===== Supplied information
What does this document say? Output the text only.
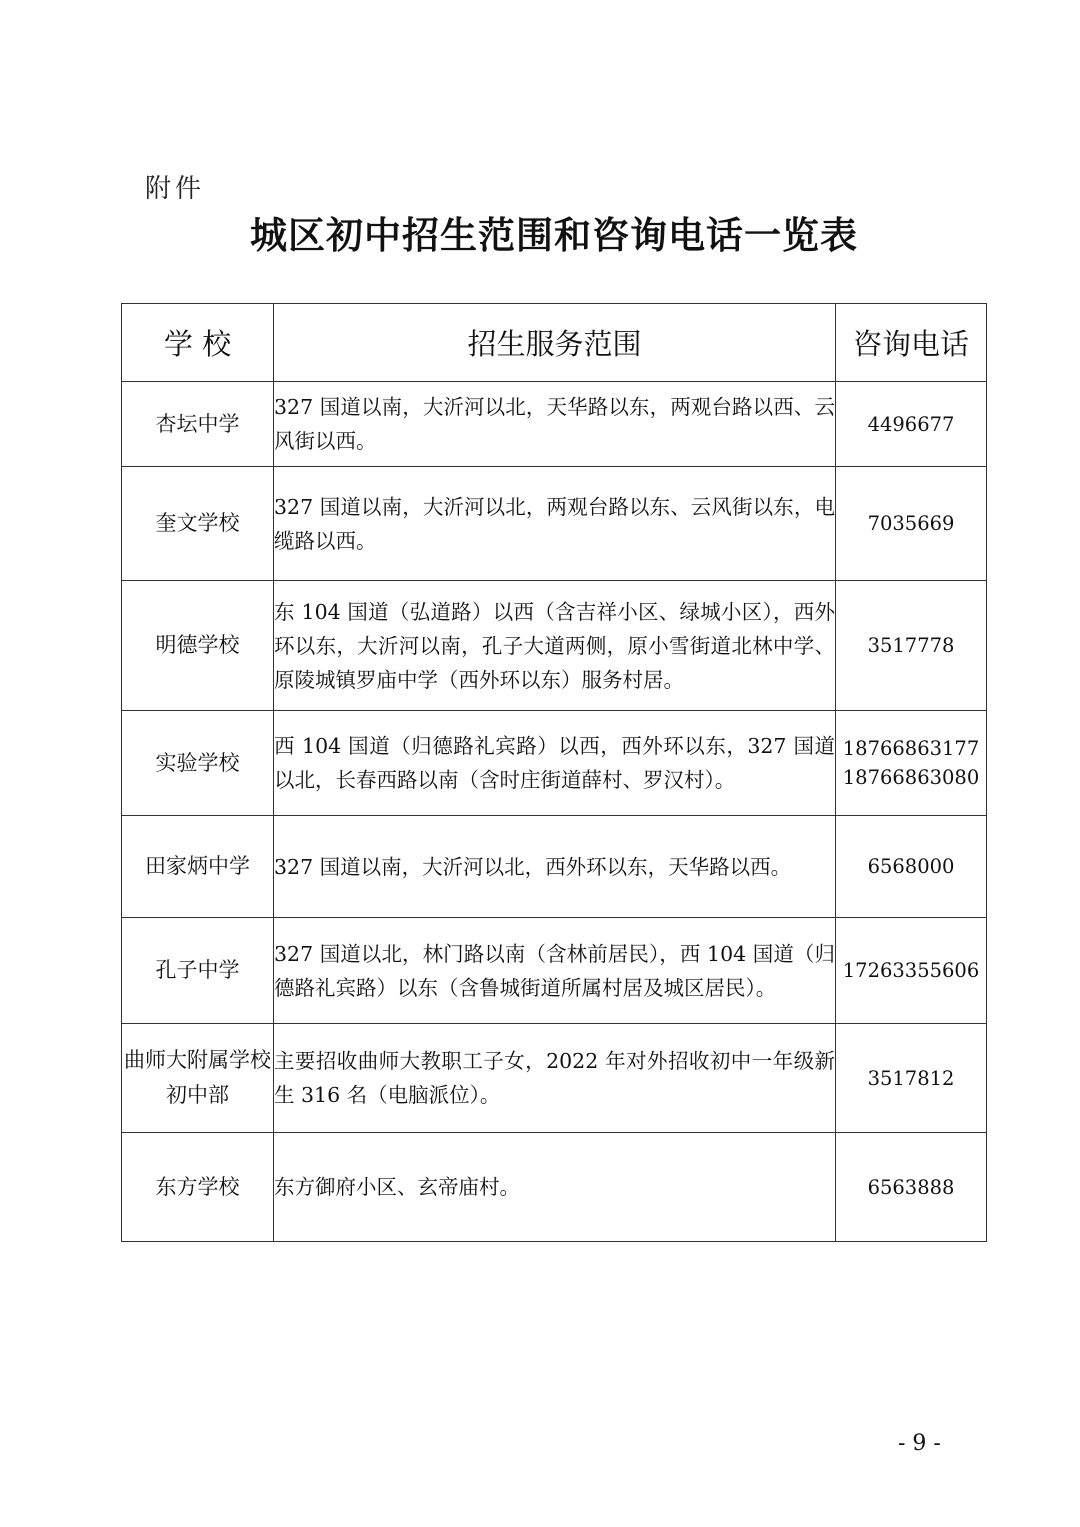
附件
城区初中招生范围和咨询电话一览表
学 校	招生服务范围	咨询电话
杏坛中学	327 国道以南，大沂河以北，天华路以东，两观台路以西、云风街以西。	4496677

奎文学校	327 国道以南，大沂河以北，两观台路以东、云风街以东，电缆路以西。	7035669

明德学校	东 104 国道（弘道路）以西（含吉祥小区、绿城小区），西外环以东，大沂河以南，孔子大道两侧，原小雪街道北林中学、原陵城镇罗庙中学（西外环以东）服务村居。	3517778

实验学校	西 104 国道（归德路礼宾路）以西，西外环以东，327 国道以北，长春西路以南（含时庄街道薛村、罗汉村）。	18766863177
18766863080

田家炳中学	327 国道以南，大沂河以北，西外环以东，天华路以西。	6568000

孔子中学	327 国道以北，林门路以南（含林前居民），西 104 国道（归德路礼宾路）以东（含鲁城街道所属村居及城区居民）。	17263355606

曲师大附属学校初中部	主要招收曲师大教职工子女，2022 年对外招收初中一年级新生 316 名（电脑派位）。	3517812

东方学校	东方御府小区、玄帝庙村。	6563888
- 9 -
==========
### What to produce
Go through the entries above and print each one exactly, minus the pictures.

### Output of the exercise
What does this document say? Output the text only.
附件
城区初中招生范围和咨询电话一览表
学 校	招生服务范围	咨询电话
杏坛中学	327 国道以南，大沂河以北，天华路以东，两观台路以西、云风街以西。	4496677

奎文学校	327 国道以南，大沂河以北，两观台路以东、云风街以东，电缆路以西。	7035669

明德学校	东 104 国道（弘道路）以西（含吉祥小区、绿城小区），西外环以东，大沂河以南，孔子大道两侧，原小雪街道北林中学、原陵城镇罗庙中学（西外环以东）服务村居。	3517778

实验学校	西 104 国道（归德路礼宾路）以西，西外环以东，327 国道以北，长春西路以南（含时庄街道薛村、罗汉村）。	18766863177
18766863080

田家炳中学	327 国道以南，大沂河以北，西外环以东，天华路以西。	6568000

孔子中学	327 国道以北，林门路以南（含林前居民），西 104 国道（归德路礼宾路）以东（含鲁城街道所属村居及城区居民）。	17263355606

曲师大附属学校初中部	主要招收曲师大教职工子女，2022 年对外招收初中一年级新生 316 名（电脑派位）。	3517812

东方学校	东方御府小区、玄帝庙村。	6563888
- 9 -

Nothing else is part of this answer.